> **Task to carry out**
Copy each line of the records that holds the string "heading".

Entries from a dataset:
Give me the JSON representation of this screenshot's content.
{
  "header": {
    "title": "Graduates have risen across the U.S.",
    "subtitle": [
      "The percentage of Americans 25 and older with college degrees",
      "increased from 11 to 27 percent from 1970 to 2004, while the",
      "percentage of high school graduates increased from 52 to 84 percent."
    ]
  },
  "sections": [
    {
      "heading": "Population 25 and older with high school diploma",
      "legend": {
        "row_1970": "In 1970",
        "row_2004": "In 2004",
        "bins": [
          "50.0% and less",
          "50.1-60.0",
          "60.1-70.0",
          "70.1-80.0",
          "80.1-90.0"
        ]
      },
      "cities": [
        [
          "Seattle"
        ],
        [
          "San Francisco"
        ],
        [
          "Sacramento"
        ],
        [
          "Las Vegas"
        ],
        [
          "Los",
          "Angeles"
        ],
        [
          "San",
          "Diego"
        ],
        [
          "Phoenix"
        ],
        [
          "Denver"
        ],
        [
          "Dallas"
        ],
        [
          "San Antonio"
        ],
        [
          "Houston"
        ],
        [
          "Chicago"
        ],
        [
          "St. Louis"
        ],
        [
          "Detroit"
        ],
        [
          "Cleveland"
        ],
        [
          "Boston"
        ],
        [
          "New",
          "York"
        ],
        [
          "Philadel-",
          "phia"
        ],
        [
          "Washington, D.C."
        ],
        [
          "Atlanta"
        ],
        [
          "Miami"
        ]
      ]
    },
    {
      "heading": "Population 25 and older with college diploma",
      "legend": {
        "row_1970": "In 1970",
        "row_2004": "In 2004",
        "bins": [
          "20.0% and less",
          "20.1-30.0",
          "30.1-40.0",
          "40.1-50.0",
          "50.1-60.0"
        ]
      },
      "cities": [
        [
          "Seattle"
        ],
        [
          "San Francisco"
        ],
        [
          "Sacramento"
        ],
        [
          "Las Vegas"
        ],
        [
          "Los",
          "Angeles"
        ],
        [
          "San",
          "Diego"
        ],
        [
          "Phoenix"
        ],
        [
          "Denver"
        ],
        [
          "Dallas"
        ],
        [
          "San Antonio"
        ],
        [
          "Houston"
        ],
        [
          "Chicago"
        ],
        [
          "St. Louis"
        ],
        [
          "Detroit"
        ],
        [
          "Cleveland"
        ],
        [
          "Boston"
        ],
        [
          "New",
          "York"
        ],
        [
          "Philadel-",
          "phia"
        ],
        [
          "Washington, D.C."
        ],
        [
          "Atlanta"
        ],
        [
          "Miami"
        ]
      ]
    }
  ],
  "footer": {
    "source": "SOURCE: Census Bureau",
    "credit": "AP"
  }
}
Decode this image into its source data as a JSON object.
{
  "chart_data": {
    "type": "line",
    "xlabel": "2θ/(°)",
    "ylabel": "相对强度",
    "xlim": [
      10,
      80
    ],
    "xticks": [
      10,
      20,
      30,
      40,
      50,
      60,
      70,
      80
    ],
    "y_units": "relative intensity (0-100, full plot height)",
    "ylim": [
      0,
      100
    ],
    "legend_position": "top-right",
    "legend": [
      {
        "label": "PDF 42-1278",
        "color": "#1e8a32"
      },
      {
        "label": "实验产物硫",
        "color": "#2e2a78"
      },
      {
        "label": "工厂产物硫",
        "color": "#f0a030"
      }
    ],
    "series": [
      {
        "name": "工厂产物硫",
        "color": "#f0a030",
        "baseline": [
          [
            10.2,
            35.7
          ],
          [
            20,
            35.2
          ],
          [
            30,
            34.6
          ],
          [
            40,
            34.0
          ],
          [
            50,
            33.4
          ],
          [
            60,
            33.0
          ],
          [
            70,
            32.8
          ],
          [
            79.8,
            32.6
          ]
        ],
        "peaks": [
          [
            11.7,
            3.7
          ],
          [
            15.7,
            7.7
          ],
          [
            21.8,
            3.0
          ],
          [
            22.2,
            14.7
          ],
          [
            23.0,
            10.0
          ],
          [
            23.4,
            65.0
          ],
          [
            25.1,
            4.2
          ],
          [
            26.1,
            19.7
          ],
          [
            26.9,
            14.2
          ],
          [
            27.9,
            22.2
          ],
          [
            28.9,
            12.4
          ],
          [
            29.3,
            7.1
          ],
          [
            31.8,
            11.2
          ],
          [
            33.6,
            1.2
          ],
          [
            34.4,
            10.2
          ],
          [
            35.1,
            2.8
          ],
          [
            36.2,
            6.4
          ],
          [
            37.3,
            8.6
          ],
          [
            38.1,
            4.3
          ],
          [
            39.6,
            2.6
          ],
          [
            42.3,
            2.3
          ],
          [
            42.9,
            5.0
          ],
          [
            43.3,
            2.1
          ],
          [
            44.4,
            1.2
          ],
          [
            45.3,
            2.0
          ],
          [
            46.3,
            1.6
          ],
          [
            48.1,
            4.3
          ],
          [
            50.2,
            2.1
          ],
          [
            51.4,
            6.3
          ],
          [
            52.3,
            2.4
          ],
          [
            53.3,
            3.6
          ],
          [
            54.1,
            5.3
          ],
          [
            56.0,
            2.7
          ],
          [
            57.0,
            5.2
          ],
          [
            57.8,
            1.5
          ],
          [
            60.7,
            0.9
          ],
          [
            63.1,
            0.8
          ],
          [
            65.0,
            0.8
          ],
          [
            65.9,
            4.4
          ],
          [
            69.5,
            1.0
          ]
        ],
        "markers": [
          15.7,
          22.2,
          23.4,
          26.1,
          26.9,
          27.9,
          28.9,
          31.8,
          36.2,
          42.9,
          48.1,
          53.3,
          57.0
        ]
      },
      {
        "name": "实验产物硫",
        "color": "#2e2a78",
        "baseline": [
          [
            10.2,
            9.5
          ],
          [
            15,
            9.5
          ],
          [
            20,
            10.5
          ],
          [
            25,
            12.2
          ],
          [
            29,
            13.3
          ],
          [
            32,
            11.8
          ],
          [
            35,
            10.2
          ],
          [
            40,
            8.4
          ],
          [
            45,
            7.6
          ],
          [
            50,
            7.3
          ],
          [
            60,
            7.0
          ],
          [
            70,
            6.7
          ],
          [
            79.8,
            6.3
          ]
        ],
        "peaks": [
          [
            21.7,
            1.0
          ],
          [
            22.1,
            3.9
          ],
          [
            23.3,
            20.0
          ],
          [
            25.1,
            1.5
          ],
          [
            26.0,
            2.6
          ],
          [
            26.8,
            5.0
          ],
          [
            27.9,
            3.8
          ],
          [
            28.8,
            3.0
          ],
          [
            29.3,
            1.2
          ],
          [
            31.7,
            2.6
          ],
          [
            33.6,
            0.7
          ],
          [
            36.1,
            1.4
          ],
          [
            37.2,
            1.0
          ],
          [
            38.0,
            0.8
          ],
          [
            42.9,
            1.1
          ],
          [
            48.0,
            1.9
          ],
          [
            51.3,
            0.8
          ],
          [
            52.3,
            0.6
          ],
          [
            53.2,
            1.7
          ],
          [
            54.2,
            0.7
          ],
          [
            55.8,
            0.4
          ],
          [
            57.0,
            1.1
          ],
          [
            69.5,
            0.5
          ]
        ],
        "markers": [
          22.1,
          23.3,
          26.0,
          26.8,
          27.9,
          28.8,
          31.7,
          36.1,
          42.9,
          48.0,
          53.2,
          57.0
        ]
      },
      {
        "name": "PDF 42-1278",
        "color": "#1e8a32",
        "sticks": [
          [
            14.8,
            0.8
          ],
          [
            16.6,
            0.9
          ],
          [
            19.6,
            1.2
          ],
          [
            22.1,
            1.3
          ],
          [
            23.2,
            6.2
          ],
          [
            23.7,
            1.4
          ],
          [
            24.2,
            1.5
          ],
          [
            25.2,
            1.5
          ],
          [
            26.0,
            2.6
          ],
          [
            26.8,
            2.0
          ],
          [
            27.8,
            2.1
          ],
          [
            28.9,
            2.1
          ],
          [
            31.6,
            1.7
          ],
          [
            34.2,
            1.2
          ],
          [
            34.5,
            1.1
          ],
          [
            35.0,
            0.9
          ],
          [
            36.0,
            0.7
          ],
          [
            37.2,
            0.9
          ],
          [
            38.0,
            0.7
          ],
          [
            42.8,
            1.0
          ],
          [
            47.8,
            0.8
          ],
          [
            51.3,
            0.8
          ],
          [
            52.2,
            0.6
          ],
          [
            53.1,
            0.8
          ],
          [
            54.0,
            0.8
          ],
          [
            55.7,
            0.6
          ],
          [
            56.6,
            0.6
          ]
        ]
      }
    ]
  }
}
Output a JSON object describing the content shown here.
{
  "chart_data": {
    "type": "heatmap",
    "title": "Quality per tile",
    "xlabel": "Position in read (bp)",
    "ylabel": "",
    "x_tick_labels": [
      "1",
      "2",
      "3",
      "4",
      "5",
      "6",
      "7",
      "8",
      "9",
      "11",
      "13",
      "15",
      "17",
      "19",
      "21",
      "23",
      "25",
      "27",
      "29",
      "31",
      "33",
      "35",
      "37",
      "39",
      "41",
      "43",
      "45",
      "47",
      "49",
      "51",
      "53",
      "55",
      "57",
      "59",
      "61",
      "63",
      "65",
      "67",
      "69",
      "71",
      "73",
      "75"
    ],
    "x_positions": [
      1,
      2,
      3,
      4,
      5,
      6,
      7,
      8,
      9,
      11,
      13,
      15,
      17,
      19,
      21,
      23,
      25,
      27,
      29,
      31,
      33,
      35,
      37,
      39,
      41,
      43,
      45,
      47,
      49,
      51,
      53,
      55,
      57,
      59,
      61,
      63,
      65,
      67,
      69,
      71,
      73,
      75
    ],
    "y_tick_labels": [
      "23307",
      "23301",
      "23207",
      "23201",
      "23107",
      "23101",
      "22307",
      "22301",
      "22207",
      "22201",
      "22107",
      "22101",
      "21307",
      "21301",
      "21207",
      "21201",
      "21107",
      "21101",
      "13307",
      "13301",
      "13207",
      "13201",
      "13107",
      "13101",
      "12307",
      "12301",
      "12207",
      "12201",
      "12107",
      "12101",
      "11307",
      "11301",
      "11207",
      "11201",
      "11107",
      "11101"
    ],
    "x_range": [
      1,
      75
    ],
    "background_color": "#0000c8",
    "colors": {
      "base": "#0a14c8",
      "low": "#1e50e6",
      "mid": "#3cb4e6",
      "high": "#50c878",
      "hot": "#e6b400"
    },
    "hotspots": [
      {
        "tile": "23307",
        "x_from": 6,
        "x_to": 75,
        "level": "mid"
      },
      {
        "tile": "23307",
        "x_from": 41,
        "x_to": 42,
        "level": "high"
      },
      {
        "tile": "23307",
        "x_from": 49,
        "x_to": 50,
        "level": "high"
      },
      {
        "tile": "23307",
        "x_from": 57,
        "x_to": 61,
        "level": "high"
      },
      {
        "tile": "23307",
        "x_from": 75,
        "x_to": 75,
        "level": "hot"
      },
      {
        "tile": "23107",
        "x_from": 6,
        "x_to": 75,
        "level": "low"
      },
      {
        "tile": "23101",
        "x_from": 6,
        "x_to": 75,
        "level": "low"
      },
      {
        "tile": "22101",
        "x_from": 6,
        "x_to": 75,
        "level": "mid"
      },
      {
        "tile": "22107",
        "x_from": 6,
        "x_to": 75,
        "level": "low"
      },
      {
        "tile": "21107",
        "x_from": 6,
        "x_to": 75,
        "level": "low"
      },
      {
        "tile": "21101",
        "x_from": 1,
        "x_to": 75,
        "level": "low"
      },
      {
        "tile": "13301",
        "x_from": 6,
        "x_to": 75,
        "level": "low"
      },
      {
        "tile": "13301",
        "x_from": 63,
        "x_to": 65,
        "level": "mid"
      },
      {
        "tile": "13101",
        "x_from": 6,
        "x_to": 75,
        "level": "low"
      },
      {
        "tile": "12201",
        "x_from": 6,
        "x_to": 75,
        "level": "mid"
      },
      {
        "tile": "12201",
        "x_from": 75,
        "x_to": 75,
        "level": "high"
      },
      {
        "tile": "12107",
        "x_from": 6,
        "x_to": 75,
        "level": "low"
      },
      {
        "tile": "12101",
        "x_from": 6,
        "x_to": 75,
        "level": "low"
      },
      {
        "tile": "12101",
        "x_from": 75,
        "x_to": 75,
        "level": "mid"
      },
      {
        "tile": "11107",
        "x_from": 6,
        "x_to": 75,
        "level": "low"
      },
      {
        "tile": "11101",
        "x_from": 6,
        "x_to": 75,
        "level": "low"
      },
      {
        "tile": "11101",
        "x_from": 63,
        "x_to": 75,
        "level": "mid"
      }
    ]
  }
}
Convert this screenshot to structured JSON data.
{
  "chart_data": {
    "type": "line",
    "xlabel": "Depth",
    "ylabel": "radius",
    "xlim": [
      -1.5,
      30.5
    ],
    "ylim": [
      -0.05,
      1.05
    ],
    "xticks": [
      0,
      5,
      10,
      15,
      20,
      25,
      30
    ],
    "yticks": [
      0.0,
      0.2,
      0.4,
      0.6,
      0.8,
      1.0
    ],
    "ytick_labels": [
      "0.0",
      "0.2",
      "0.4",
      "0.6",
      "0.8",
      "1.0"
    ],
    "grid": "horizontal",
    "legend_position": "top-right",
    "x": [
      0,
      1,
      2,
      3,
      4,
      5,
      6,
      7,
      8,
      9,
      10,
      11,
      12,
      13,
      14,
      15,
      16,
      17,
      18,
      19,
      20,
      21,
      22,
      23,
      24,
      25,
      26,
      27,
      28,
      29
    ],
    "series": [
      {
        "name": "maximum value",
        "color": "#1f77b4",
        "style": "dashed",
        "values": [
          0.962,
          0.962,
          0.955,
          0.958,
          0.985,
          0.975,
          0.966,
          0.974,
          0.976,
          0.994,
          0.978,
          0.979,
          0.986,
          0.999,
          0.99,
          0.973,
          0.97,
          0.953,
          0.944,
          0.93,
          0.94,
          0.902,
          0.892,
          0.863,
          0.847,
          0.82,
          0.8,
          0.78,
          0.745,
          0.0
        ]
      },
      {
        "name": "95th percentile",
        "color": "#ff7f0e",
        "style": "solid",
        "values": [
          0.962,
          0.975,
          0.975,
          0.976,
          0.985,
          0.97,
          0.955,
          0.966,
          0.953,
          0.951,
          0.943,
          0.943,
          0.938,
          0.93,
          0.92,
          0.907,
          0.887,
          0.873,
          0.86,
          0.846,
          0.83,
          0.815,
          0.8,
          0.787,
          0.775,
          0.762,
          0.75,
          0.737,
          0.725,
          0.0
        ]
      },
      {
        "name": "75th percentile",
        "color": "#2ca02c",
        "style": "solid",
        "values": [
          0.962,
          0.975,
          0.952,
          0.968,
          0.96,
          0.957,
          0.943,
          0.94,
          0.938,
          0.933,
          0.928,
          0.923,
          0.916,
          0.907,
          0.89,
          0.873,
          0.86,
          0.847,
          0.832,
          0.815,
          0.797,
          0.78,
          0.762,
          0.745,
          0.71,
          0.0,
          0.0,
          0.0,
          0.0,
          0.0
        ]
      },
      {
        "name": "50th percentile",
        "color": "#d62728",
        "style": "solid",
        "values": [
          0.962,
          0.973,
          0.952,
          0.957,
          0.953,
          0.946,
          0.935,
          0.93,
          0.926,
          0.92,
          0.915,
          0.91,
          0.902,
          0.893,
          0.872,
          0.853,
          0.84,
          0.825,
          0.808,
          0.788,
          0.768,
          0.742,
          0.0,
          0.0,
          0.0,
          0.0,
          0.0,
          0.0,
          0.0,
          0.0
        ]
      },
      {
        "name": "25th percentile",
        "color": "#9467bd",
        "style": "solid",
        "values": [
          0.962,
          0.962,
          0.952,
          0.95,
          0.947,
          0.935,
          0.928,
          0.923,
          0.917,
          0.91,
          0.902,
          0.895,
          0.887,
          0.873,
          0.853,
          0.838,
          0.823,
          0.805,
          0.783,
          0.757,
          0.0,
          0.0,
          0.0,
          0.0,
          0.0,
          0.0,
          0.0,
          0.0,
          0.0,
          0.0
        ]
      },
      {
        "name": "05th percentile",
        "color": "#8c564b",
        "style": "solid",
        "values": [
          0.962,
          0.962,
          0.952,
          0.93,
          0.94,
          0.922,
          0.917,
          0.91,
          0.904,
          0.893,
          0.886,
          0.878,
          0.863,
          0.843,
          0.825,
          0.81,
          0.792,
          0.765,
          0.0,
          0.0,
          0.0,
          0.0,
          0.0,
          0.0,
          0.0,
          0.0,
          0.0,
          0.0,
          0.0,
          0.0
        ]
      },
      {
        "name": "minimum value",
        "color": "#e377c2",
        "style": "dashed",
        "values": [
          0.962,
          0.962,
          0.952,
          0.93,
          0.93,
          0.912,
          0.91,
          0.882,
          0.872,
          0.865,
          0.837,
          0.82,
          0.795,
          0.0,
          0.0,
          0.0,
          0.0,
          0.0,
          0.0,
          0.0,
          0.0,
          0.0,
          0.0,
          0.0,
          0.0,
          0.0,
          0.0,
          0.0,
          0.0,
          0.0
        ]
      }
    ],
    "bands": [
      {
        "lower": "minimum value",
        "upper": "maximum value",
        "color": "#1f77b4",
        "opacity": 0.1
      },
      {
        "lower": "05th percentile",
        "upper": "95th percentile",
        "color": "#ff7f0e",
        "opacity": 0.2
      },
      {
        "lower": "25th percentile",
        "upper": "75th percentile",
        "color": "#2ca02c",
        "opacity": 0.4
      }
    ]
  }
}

> **Answer to the exercise**
      "heading": "Population 25 and older with high school diploma",
      "heading": "Population 25 and older with college diploma",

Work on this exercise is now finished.